| Records to process |
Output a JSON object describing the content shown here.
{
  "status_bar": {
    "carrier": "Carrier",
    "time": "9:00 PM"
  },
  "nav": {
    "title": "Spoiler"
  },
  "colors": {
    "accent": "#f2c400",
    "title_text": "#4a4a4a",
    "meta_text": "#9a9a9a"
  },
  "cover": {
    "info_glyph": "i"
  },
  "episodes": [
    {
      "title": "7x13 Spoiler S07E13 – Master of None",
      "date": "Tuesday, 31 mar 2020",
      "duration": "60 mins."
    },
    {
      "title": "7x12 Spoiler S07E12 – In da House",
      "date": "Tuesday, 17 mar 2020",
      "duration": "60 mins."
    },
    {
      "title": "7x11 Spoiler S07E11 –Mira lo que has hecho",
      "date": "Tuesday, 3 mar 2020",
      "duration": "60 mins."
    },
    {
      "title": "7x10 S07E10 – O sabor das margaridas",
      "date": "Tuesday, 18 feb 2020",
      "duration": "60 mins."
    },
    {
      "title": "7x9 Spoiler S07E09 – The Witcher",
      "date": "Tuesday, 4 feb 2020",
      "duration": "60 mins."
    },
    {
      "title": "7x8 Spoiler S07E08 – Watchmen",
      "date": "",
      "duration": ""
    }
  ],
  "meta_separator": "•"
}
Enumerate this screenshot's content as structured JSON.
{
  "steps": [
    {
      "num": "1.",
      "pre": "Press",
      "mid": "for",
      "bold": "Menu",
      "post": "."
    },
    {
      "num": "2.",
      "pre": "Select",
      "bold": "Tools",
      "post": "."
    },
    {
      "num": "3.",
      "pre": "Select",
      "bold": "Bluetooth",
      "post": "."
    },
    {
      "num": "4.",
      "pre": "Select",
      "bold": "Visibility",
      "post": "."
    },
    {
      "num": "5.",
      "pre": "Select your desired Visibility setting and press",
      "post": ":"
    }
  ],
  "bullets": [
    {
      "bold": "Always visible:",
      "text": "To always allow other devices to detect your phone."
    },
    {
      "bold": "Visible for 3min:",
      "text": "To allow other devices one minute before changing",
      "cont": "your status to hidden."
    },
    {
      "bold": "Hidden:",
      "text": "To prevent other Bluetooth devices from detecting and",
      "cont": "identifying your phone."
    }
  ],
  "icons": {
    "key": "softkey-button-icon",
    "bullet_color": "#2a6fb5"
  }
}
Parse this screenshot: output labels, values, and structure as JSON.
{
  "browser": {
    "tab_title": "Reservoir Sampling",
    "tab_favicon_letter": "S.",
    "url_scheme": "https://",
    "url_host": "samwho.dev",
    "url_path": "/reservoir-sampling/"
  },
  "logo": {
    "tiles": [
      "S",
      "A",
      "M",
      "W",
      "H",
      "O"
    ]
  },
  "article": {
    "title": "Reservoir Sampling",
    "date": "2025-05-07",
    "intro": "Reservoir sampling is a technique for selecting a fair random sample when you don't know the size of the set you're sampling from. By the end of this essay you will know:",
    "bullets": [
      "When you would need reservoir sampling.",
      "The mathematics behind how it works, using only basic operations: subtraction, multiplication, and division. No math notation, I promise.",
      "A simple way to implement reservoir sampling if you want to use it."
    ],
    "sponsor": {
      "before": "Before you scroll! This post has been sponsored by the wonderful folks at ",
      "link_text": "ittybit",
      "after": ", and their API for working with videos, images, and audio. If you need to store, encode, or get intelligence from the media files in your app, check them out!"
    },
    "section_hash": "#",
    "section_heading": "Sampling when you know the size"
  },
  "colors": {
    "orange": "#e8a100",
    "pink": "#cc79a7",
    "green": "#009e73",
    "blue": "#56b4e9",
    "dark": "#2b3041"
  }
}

| Exercise prompt |
Retype all of the material, keeping each line exact.

| Written answer |
Output a JSON object describing the content shown here.
{
  "status_bar": {
    "carrier": "Carrier",
    "time": "9:00 PM"
  },
  "nav": {
    "title": "Spoiler"
  },
  "colors": {
    "accent": "#f2c400",
    "title_text": "#4a4a4a",
    "meta_text": "#9a9a9a"
  },
  "cover": {
    "info_glyph": "i"
  },
  "episodes": [
    {
      "title": "7x13 Spoiler S07E13 – Master of None",
      "date": "Tuesday, 31 mar 2020",
      "duration": "60 mins."
    },
    {
      "title": "7x12 Spoiler S07E12 – In da House",
      "date": "Tuesday, 17 mar 2020",
      "duration": "60 mins."
    },
    {
      "title": "7x11 Spoiler S07E11 –Mira lo que has hecho",
      "date": "Tuesday, 3 mar 2020",
      "duration": "60 mins."
    },
    {
      "title": "7x10 S07E10 – O sabor das margaridas",
      "date": "Tuesday, 18 feb 2020",
      "duration": "60 mins."
    },
    {
      "title": "7x9 Spoiler S07E09 – The Witcher",
      "date": "Tuesday, 4 feb 2020",
      "duration": "60 mins."
    },
    {
      "title": "7x8 Spoiler S07E08 – Watchmen",
      "date": "",
      "duration": ""
    }
  ],
  "meta_separator": "•"
}
Enumerate this screenshot's content as structured JSON.
{
  "steps": [
    {
      "num": "1.",
      "pre": "Press",
      "mid": "for",
      "bold": "Menu",
      "post": "."
    },
    {
      "num": "2.",
      "pre": "Select",
      "bold": "Tools",
      "post": "."
    },
    {
      "num": "3.",
      "pre": "Select",
      "bold": "Bluetooth",
      "post": "."
    },
    {
      "num": "4.",
      "pre": "Select",
      "bold": "Visibility",
      "post": "."
    },
    {
      "num": "5.",
      "pre": "Select your desired Visibility setting and press",
      "post": ":"
    }
  ],
  "bullets": [
    {
      "bold": "Always visible:",
      "text": "To always allow other devices to detect your phone."
    },
    {
      "bold": "Visible for 3min:",
      "text": "To allow other devices one minute before changing",
      "cont": "your status to hidden."
    },
    {
      "bold": "Hidden:",
      "text": "To prevent other Bluetooth devices from detecting and",
      "cont": "identifying your phone."
    }
  ],
  "icons": {
    "key": "softkey-button-icon",
    "bullet_color": "#2a6fb5"
  }
}
Parse this screenshot: output labels, values, and structure as JSON.
{
  "browser": {
    "tab_title": "Reservoir Sampling",
    "tab_favicon_letter": "S.",
    "url_scheme": "https://",
    "url_host": "samwho.dev",
    "url_path": "/reservoir-sampling/"
  },
  "logo": {
    "tiles": [
      "S",
      "A",
      "M",
      "W",
      "H",
      "O"
    ]
  },
  "article": {
    "title": "Reservoir Sampling",
    "date": "2025-05-07",
    "intro": "Reservoir sampling is a technique for selecting a fair random sample when you don't know the size of the set you're sampling from. By the end of this essay you will know:",
    "bullets": [
      "When you would need reservoir sampling.",
      "The mathematics behind how it works, using only basic operations: subtraction, multiplication, and division. No math notation, I promise.",
      "A simple way to implement reservoir sampling if you want to use it."
    ],
    "sponsor": {
      "before": "Before you scroll! This post has been sponsored by the wonderful folks at ",
      "link_text": "ittybit",
      "after": ", and their API for working with videos, images, and audio. If you need to store, encode, or get intelligence from the media files in your app, check them out!"
    },
    "section_hash": "#",
    "section_heading": "Sampling when you know the size"
  },
  "colors": {
    "orange": "#e8a100",
    "pink": "#cc79a7",
    "green": "#009e73",
    "blue": "#56b4e9",
    "dark": "#2b3041"
  }
}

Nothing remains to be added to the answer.